* begin Material provided *
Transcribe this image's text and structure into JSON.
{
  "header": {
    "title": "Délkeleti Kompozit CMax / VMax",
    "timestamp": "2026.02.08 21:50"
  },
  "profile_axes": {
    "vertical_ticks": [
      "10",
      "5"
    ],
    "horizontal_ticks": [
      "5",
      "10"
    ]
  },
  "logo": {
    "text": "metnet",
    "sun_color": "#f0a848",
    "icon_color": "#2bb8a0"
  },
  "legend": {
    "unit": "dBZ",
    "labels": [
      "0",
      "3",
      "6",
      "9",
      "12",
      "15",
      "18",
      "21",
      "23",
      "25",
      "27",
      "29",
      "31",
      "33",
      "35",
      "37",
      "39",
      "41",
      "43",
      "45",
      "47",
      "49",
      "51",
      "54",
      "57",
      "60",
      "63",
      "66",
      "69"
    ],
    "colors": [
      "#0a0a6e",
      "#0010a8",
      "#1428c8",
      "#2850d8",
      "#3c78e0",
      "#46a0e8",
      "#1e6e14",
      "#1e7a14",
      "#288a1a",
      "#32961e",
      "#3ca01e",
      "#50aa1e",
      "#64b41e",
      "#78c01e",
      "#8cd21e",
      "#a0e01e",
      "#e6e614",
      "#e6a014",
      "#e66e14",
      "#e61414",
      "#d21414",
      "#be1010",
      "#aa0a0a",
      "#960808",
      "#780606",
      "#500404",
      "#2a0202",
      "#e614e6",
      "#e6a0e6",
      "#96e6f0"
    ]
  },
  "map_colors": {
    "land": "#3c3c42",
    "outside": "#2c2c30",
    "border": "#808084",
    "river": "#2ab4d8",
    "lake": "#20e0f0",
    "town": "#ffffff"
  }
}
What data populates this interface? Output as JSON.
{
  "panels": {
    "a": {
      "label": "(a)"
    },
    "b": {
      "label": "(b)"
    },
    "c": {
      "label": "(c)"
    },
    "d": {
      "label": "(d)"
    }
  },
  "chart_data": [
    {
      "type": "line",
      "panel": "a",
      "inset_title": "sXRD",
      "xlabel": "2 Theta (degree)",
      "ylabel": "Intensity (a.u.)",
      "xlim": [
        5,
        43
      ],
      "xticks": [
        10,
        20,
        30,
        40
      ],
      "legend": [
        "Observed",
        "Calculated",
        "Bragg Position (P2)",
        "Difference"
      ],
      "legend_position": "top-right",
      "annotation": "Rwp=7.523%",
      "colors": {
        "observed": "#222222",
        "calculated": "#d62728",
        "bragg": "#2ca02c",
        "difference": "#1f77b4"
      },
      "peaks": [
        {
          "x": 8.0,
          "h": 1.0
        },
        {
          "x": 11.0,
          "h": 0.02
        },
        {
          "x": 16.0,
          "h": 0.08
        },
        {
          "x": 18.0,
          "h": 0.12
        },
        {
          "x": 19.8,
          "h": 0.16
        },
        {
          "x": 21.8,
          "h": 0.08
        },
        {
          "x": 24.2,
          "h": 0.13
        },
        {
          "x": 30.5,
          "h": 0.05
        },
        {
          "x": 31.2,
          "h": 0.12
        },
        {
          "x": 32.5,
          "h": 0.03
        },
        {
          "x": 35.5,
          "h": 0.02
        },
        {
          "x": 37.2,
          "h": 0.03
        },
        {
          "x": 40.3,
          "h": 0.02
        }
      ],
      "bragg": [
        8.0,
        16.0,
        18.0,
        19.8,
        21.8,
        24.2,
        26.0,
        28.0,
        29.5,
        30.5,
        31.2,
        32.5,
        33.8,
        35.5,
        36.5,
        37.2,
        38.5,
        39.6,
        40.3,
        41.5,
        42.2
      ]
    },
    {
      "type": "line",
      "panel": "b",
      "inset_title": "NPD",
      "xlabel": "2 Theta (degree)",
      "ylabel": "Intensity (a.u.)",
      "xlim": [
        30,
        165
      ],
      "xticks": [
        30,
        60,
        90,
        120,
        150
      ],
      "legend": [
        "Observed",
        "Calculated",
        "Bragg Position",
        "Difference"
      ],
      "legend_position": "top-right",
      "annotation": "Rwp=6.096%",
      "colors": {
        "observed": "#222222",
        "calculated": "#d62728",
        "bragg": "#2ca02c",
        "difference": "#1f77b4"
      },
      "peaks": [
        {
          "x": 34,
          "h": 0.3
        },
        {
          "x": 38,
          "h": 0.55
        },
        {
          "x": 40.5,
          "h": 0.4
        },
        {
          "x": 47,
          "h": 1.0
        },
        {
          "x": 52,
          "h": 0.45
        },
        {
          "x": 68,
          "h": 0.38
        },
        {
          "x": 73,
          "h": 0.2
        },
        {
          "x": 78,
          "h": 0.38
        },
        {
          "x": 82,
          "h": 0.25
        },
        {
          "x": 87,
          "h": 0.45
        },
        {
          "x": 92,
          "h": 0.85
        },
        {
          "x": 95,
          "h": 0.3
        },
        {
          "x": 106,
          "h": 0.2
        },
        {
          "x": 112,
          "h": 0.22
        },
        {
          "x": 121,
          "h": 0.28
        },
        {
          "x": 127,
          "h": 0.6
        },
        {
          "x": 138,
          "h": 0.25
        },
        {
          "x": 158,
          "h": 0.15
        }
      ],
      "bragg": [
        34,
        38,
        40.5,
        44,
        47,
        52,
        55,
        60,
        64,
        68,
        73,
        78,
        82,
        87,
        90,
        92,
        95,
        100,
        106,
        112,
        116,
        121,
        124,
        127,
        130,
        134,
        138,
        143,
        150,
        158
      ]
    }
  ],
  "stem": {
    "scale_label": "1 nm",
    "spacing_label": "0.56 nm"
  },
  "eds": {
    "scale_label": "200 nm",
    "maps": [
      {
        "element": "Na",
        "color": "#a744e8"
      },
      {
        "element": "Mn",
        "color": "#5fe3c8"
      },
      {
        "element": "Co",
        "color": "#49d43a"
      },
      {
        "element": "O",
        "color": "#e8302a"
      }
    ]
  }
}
* end Material provided *
*Given problem:* Determine how many lines in the listing above hold the string "JSON", then write only the number.

*The solution:* 2